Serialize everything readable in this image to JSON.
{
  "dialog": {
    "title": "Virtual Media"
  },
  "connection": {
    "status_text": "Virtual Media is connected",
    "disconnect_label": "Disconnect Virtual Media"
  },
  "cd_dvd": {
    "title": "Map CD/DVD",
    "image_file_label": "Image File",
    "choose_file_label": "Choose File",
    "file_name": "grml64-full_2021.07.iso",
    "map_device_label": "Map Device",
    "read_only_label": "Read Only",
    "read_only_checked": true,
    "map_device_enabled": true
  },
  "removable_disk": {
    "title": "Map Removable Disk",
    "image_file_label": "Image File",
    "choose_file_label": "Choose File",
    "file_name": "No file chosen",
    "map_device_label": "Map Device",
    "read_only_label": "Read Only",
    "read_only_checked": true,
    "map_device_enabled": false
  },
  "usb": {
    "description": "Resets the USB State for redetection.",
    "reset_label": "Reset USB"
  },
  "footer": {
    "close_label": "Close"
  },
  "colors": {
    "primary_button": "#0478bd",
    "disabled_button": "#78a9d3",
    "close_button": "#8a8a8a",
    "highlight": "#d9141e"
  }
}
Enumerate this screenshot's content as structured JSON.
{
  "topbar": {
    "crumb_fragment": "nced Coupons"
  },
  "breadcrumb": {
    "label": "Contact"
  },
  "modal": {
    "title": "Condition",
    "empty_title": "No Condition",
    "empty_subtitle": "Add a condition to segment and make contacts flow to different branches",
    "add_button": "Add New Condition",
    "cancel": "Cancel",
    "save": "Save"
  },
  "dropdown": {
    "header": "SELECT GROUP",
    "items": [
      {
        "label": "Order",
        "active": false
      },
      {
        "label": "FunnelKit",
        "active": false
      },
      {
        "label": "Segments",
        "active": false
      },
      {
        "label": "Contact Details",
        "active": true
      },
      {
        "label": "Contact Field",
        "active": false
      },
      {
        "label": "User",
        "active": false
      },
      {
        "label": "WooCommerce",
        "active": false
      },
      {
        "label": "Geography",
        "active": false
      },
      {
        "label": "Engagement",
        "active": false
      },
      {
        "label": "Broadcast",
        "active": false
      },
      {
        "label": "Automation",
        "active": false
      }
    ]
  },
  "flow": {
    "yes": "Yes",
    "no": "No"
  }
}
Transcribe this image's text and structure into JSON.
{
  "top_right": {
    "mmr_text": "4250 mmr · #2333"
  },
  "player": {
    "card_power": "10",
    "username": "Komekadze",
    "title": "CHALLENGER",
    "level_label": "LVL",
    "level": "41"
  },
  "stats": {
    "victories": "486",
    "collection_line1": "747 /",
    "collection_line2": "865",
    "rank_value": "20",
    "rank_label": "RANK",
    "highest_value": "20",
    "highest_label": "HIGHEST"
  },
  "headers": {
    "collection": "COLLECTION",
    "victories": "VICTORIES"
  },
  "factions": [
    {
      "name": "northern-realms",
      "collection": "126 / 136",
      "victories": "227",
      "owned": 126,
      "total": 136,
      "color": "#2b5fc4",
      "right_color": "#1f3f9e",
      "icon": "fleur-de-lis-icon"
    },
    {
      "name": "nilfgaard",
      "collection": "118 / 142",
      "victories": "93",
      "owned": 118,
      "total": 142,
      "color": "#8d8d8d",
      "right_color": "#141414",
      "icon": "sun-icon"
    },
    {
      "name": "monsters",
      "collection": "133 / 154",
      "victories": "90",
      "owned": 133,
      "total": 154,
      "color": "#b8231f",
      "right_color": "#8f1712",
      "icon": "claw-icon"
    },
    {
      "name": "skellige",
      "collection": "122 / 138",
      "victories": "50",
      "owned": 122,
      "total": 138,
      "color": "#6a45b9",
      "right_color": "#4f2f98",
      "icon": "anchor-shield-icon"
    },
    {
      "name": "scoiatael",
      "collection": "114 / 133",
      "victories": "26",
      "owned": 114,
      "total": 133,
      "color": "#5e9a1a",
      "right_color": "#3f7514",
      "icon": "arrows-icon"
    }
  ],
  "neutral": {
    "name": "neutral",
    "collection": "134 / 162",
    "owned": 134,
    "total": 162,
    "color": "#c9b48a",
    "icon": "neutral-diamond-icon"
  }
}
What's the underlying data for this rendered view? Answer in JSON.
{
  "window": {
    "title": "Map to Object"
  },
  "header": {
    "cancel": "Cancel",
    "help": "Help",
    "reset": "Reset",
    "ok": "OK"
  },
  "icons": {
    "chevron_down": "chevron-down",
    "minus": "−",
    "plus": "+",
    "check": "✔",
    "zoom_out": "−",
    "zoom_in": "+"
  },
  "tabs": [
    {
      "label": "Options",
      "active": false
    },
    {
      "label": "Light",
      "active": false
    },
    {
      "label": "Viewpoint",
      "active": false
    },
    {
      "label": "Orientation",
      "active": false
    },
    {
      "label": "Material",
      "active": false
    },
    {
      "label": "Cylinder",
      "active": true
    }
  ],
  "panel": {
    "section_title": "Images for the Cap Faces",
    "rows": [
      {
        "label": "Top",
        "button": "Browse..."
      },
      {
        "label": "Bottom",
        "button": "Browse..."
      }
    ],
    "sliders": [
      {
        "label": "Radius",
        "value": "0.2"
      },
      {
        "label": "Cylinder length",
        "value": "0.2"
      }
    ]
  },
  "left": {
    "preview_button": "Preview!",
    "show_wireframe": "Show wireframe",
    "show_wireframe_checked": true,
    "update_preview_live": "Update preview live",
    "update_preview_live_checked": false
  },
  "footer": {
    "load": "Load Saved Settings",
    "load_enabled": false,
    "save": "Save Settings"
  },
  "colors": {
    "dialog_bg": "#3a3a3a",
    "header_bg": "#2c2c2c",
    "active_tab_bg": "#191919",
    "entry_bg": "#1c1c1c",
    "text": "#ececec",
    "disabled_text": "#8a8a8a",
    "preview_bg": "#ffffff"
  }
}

========================

Take the entries above and transcribe them in full.

Serialize everything readable in this image to JSON.
{
  "dialog": {
    "title": "Virtual Media"
  },
  "connection": {
    "status_text": "Virtual Media is connected",
    "disconnect_label": "Disconnect Virtual Media"
  },
  "cd_dvd": {
    "title": "Map CD/DVD",
    "image_file_label": "Image File",
    "choose_file_label": "Choose File",
    "file_name": "grml64-full_2021.07.iso",
    "map_device_label": "Map Device",
    "read_only_label": "Read Only",
    "read_only_checked": true,
    "map_device_enabled": true
  },
  "removable_disk": {
    "title": "Map Removable Disk",
    "image_file_label": "Image File",
    "choose_file_label": "Choose File",
    "file_name": "No file chosen",
    "map_device_label": "Map Device",
    "read_only_label": "Read Only",
    "read_only_checked": true,
    "map_device_enabled": false
  },
  "usb": {
    "description": "Resets the USB State for redetection.",
    "reset_label": "Reset USB"
  },
  "footer": {
    "close_label": "Close"
  },
  "colors": {
    "primary_button": "#0478bd",
    "disabled_button": "#78a9d3",
    "close_button": "#8a8a8a",
    "highlight": "#d9141e"
  }
}
Enumerate this screenshot's content as structured JSON.
{
  "topbar": {
    "crumb_fragment": "nced Coupons"
  },
  "breadcrumb": {
    "label": "Contact"
  },
  "modal": {
    "title": "Condition",
    "empty_title": "No Condition",
    "empty_subtitle": "Add a condition to segment and make contacts flow to different branches",
    "add_button": "Add New Condition",
    "cancel": "Cancel",
    "save": "Save"
  },
  "dropdown": {
    "header": "SELECT GROUP",
    "items": [
      {
        "label": "Order",
        "active": false
      },
      {
        "label": "FunnelKit",
        "active": false
      },
      {
        "label": "Segments",
        "active": false
      },
      {
        "label": "Contact Details",
        "active": true
      },
      {
        "label": "Contact Field",
        "active": false
      },
      {
        "label": "User",
        "active": false
      },
      {
        "label": "WooCommerce",
        "active": false
      },
      {
        "label": "Geography",
        "active": false
      },
      {
        "label": "Engagement",
        "active": false
      },
      {
        "label": "Broadcast",
        "active": false
      },
      {
        "label": "Automation",
        "active": false
      }
    ]
  },
  "flow": {
    "yes": "Yes",
    "no": "No"
  }
}
Transcribe this image's text and structure into JSON.
{
  "top_right": {
    "mmr_text": "4250 mmr · #2333"
  },
  "player": {
    "card_power": "10",
    "username": "Komekadze",
    "title": "CHALLENGER",
    "level_label": "LVL",
    "level": "41"
  },
  "stats": {
    "victories": "486",
    "collection_line1": "747 /",
    "collection_line2": "865",
    "rank_value": "20",
    "rank_label": "RANK",
    "highest_value": "20",
    "highest_label": "HIGHEST"
  },
  "headers": {
    "collection": "COLLECTION",
    "victories": "VICTORIES"
  },
  "factions": [
    {
      "name": "northern-realms",
      "collection": "126 / 136",
      "victories": "227",
      "owned": 126,
      "total": 136,
      "color": "#2b5fc4",
      "right_color": "#1f3f9e",
      "icon": "fleur-de-lis-icon"
    },
    {
      "name": "nilfgaard",
      "collection": "118 / 142",
      "victories": "93",
      "owned": 118,
      "total": 142,
      "color": "#8d8d8d",
      "right_color": "#141414",
      "icon": "sun-icon"
    },
    {
      "name": "monsters",
      "collection": "133 / 154",
      "victories": "90",
      "owned": 133,
      "total": 154,
      "color": "#b8231f",
      "right_color": "#8f1712",
      "icon": "claw-icon"
    },
    {
      "name": "skellige",
      "collection": "122 / 138",
      "victories": "50",
      "owned": 122,
      "total": 138,
      "color": "#6a45b9",
      "right_color": "#4f2f98",
      "icon": "anchor-shield-icon"
    },
    {
      "name": "scoiatael",
      "collection": "114 / 133",
      "victories": "26",
      "owned": 114,
      "total": 133,
      "color": "#5e9a1a",
      "right_color": "#3f7514",
      "icon": "arrows-icon"
    }
  ],
  "neutral": {
    "name": "neutral",
    "collection": "134 / 162",
    "owned": 134,
    "total": 162,
    "color": "#c9b48a",
    "icon": "neutral-diamond-icon"
  }
}
What's the underlying data for this rendered view? Answer in JSON.
{
  "window": {
    "title": "Map to Object"
  },
  "header": {
    "cancel": "Cancel",
    "help": "Help",
    "reset": "Reset",
    "ok": "OK"
  },
  "icons": {
    "chevron_down": "chevron-down",
    "minus": "−",
    "plus": "+",
    "check": "✔",
    "zoom_out": "−",
    "zoom_in": "+"
  },
  "tabs": [
    {
      "label": "Options",
      "active": false
    },
    {
      "label": "Light",
      "active": false
    },
    {
      "label": "Viewpoint",
      "active": false
    },
    {
      "label": "Orientation",
      "active": false
    },
    {
      "label": "Material",
      "active": false
    },
    {
      "label": "Cylinder",
      "active": true
    }
  ],
  "panel": {
    "section_title": "Images for the Cap Faces",
    "rows": [
      {
        "label": "Top",
        "button": "Browse..."
      },
      {
        "label": "Bottom",
        "button": "Browse..."
      }
    ],
    "sliders": [
      {
        "label": "Radius",
        "value": "0.2"
      },
      {
        "label": "Cylinder length",
        "value": "0.2"
      }
    ]
  },
  "left": {
    "preview_button": "Preview!",
    "show_wireframe": "Show wireframe",
    "show_wireframe_checked": true,
    "update_preview_live": "Update preview live",
    "update_preview_live_checked": false
  },
  "footer": {
    "load": "Load Saved Settings",
    "load_enabled": false,
    "save": "Save Settings"
  },
  "colors": {
    "dialog_bg": "#3a3a3a",
    "header_bg": "#2c2c2c",
    "active_tab_bg": "#191919",
    "entry_bg": "#1c1c1c",
    "text": "#ececec",
    "disabled_text": "#8a8a8a",
    "preview_bg": "#ffffff"
  }
}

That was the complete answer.